Start of DATA EXCERPTS
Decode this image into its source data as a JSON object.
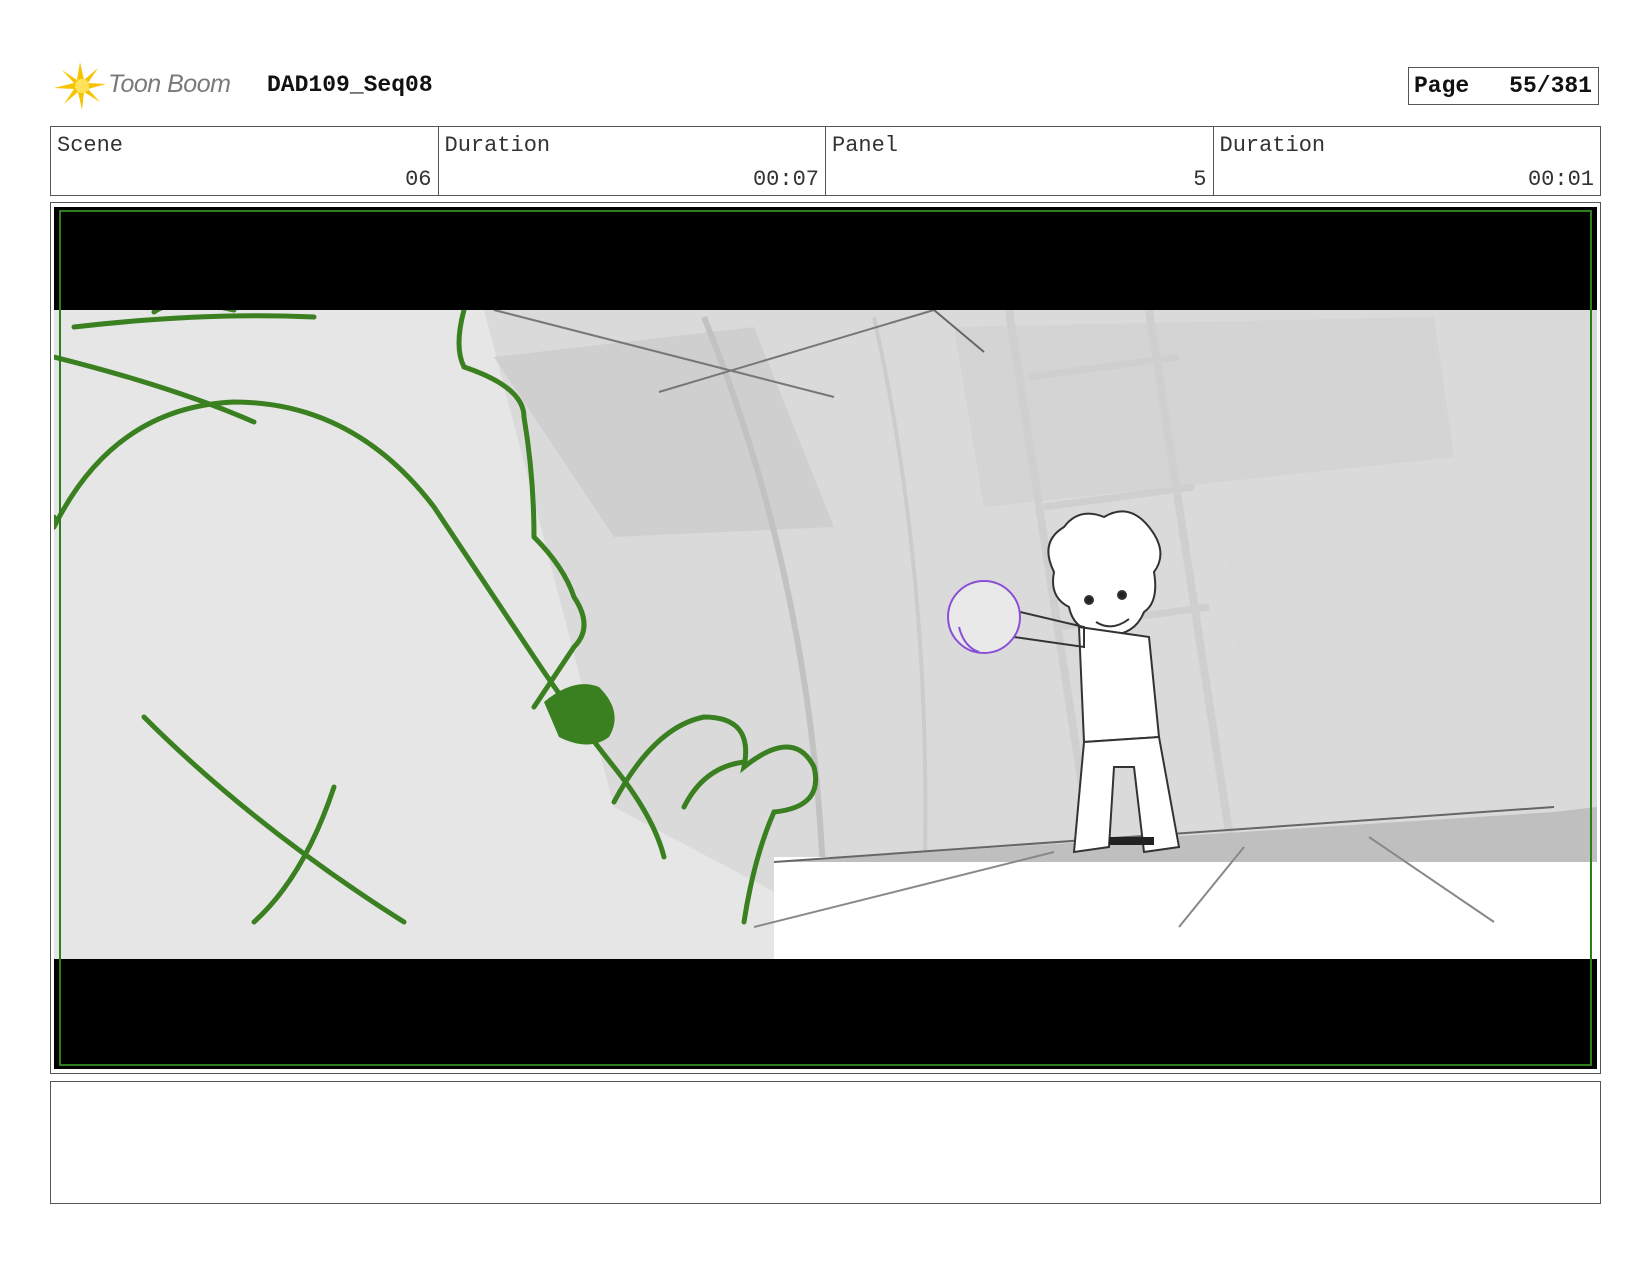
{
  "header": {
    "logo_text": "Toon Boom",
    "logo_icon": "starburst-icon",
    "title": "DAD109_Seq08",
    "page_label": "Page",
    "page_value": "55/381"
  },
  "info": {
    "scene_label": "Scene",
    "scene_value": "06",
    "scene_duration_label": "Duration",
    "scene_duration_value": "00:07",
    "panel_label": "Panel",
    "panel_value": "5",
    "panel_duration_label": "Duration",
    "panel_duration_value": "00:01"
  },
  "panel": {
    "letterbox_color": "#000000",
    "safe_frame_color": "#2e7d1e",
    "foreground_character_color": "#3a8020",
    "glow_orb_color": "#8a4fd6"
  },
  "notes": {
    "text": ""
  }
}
End of DATA EXCERPTS
Start of DATA EXCERPTS
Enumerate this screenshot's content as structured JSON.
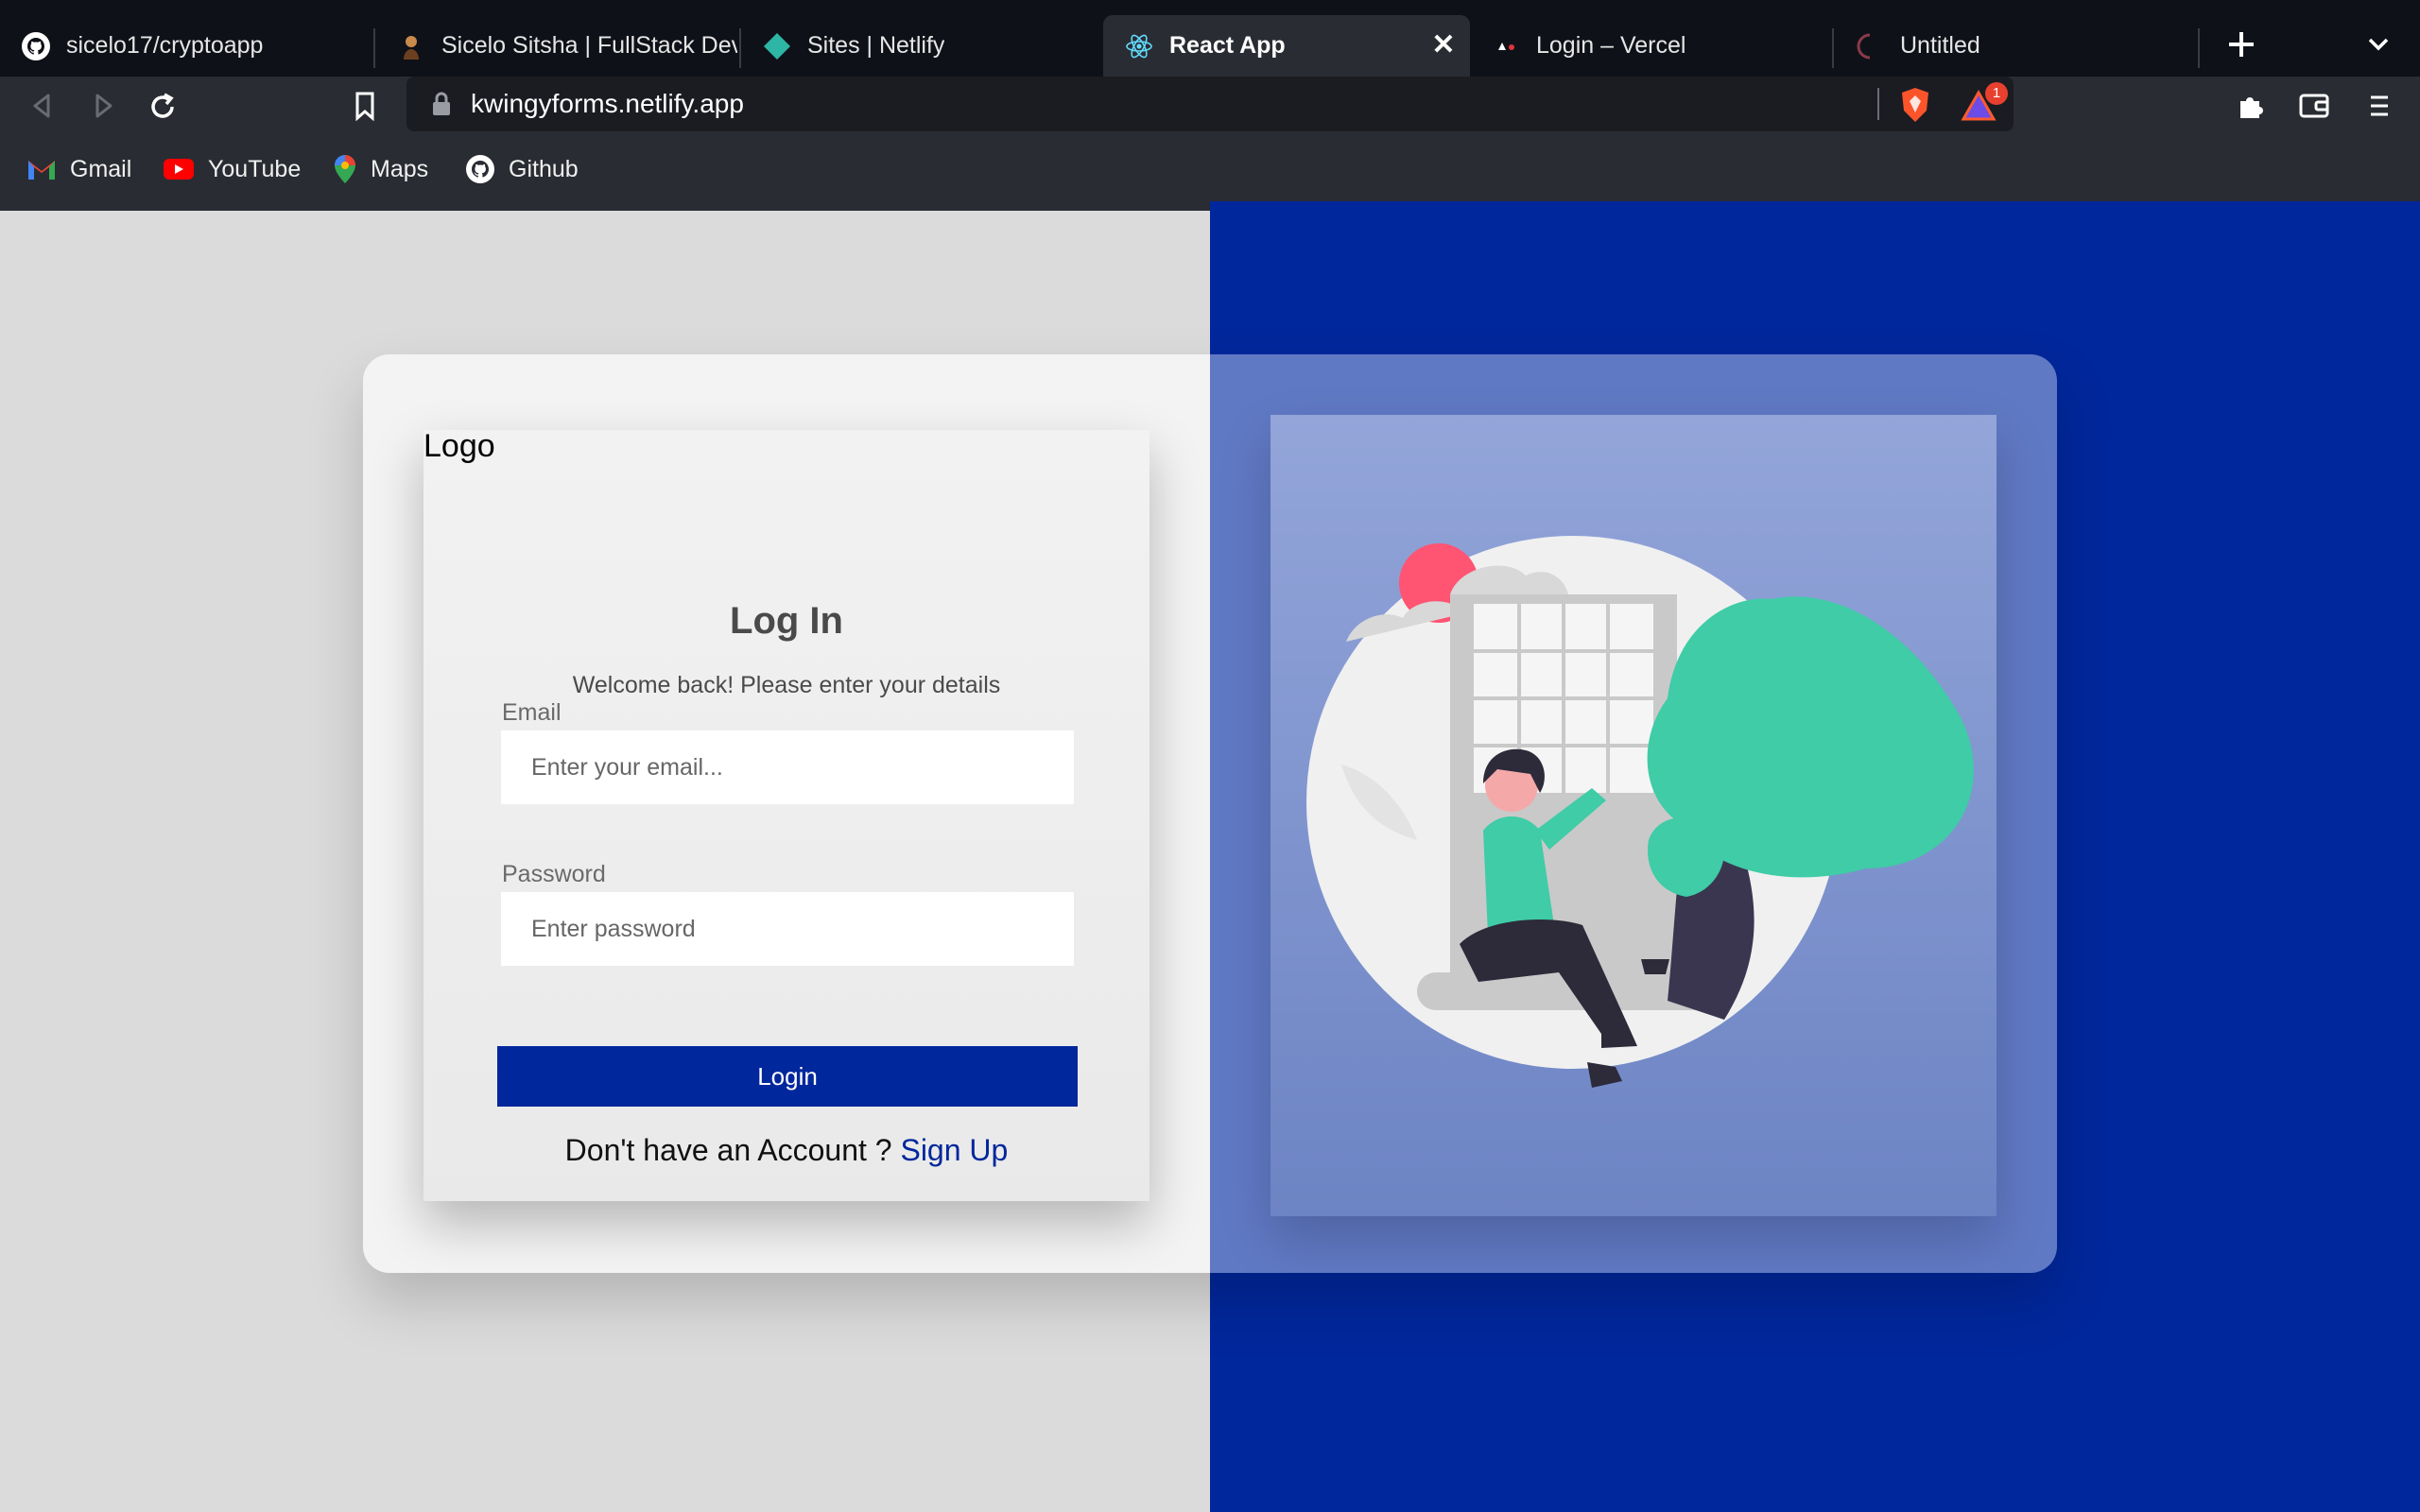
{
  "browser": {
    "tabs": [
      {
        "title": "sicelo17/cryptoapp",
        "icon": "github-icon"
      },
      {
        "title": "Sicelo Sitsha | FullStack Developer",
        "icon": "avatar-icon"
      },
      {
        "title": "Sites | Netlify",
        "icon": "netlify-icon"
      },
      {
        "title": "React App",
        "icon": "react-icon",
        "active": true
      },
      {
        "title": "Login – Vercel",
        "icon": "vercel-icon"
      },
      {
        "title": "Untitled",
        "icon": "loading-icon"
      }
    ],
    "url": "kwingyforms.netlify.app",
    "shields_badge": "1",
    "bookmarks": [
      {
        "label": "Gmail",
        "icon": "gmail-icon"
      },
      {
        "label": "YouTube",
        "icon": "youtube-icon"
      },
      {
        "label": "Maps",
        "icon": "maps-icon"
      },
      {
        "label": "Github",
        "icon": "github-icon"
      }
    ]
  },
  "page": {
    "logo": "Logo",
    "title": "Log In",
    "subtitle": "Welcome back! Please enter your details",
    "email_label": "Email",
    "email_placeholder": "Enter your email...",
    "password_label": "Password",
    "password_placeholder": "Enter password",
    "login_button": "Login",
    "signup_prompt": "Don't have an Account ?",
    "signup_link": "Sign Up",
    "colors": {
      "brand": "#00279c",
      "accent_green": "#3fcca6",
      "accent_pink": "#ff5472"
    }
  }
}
End of DATA EXCERPTS
Start of DATA EXCERPTS
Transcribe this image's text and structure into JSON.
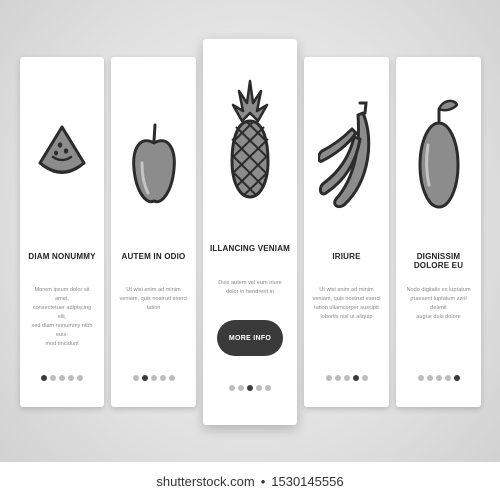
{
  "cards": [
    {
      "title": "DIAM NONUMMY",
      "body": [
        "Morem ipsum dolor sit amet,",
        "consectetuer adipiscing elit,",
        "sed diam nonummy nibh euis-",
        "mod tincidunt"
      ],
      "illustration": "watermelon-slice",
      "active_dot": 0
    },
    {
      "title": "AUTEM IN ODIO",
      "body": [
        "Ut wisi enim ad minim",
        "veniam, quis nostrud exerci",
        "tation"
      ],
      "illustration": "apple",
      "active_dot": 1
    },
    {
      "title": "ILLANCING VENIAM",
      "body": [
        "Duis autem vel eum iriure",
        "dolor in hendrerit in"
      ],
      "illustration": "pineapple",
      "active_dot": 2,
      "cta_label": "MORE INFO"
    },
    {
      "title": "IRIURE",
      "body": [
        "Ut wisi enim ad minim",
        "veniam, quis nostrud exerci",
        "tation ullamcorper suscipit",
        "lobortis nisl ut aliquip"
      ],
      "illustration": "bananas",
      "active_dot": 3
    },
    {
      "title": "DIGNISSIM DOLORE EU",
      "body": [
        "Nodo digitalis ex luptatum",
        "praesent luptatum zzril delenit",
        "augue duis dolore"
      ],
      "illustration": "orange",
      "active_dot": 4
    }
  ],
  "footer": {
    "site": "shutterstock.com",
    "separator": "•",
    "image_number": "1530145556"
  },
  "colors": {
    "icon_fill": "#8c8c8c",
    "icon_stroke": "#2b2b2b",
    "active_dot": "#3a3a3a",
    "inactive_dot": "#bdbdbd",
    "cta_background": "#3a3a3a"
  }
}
End of DATA EXCERPTS
WORK TO DO ▸
All lines that include "luptatum" are to be gathered and copied.

WRITTEN ANSWER ▸
        "Nodo digitalis ex luptatum",
        "praesent luptatum zzril delenit",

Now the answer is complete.